GIVEN REQUEST:
Return each line containing the string "title".

### DATASET

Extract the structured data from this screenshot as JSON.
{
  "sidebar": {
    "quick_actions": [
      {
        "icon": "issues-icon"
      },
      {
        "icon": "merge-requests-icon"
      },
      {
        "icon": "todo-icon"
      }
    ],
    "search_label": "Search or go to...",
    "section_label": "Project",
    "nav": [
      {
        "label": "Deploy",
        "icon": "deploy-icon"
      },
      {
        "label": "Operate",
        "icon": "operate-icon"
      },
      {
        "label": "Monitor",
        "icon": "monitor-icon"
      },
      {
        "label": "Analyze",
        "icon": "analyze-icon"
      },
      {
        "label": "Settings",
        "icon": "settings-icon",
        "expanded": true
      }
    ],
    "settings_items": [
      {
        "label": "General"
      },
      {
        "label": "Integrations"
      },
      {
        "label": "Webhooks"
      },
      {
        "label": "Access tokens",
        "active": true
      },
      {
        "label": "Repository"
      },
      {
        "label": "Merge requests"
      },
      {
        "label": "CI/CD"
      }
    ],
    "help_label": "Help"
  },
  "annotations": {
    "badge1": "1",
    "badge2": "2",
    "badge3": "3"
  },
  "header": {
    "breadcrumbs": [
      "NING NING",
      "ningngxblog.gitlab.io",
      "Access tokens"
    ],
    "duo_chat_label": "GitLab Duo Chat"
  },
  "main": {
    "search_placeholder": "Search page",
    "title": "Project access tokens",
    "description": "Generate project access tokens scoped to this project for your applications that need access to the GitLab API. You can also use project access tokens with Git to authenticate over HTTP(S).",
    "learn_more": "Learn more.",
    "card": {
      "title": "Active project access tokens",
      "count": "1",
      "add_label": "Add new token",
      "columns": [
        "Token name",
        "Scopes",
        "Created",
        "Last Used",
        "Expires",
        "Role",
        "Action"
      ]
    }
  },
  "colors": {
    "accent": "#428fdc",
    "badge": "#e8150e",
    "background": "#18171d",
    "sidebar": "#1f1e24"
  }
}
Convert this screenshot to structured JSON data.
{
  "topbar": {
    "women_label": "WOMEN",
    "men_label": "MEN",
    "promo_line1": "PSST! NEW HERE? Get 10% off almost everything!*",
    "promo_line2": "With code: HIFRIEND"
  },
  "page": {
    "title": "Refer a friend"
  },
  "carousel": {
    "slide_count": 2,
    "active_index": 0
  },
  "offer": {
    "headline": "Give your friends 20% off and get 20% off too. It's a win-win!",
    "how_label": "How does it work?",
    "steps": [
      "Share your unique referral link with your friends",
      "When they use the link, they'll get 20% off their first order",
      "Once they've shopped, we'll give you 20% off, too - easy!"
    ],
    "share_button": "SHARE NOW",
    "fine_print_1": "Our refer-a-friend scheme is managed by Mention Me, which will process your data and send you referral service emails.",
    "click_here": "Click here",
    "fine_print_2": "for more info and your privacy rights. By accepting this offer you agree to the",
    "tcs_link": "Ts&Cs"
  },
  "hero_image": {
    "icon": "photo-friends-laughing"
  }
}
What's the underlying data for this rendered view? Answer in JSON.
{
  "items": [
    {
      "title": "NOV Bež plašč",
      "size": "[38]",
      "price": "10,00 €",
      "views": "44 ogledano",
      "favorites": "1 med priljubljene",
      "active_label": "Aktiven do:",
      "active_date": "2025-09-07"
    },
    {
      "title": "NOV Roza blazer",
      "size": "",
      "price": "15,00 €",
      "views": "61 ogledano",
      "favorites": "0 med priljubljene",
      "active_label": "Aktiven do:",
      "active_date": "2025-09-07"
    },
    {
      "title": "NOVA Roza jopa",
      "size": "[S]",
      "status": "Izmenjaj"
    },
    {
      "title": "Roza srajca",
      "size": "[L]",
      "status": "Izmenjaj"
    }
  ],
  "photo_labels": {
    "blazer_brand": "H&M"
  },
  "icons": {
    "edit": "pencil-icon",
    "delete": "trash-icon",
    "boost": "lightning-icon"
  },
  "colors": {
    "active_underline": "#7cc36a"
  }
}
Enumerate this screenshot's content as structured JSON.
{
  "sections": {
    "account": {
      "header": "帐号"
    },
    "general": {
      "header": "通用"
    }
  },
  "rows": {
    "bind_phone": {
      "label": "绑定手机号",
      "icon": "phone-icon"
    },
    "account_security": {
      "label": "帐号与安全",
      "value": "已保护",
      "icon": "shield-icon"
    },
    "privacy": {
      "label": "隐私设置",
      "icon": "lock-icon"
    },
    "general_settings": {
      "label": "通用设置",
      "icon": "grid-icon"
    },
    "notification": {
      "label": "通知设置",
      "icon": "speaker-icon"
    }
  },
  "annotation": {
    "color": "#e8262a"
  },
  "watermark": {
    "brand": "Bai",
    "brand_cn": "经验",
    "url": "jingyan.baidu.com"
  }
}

######

SOLVED EXERCISE:
    "title": "Project access tokens",
      "title": "Active project access tokens",
    "title": "Refer a friend"
      "title": "NOV Bež plašč",
      "title": "NOV Roza blazer",
      "title": "NOVA Roza jopa",
      "title": "Roza srajca",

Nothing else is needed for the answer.